== Task requirements ==
Starting at the beginning of the records and ending with the line "grass-blade (421, 321, 436, 354)", rewrite only those lines, swapping "hatch-line" for "hatch-mark" and leaving everything else unchanged.

Spatial layout entries:
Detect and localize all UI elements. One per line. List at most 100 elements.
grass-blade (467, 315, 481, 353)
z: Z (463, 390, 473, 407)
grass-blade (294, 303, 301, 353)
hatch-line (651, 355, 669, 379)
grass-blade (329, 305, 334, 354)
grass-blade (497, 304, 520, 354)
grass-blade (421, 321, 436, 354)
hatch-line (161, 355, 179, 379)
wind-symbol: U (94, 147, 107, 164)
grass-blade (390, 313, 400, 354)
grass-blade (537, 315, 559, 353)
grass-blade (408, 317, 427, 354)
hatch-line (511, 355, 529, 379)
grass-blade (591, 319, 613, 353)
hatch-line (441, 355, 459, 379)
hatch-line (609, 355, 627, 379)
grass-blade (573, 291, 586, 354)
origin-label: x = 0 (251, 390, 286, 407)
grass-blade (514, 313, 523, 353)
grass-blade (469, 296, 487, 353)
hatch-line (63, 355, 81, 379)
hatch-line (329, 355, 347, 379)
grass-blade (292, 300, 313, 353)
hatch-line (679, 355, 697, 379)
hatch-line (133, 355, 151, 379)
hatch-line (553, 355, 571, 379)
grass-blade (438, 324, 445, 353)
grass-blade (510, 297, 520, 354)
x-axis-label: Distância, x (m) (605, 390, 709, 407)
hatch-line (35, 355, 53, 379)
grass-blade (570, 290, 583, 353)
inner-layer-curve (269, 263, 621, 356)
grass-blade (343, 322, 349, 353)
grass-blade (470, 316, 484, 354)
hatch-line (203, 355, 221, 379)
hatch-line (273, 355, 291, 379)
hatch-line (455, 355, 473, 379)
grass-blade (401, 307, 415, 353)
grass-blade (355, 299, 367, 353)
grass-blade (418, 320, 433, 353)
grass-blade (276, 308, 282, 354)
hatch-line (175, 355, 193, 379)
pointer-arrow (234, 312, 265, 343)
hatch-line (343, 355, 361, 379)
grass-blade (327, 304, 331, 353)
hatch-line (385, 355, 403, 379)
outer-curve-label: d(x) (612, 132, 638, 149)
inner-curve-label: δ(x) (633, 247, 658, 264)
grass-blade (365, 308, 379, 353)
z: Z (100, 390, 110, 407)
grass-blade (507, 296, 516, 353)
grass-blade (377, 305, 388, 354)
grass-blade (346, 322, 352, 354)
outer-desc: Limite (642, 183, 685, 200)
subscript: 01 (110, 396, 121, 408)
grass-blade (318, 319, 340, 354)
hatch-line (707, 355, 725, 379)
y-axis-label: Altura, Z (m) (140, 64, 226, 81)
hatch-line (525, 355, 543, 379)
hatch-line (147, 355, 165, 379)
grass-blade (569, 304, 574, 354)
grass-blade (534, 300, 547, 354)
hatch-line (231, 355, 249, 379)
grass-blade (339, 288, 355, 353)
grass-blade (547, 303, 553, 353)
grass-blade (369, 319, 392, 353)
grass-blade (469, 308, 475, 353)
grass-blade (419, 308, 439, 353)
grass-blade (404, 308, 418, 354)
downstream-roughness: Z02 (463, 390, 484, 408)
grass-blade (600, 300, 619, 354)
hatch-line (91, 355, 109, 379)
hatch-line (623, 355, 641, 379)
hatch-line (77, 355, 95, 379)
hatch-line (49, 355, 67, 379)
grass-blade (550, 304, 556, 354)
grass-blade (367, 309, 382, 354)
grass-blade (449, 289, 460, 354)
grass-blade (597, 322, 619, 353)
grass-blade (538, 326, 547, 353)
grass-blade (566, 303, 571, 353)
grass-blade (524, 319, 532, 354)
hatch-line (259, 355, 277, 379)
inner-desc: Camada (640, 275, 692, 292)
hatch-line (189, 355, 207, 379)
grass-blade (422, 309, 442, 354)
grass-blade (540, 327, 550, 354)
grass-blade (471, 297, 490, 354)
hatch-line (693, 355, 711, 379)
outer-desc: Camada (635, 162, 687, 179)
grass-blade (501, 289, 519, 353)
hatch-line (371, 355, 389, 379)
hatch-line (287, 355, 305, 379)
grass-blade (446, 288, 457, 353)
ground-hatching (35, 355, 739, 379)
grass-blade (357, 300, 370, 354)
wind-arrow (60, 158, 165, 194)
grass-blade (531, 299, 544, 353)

== Task answer ==
Detect and localize all UI elements. One per line. List at most 100 elements.
grass-blade (467, 315, 481, 353)
z: Z (463, 390, 473, 407)
grass-blade (294, 303, 301, 353)
hatch-mark (651, 355, 669, 379)
grass-blade (329, 305, 334, 354)
grass-blade (497, 304, 520, 354)
grass-blade (421, 321, 436, 354)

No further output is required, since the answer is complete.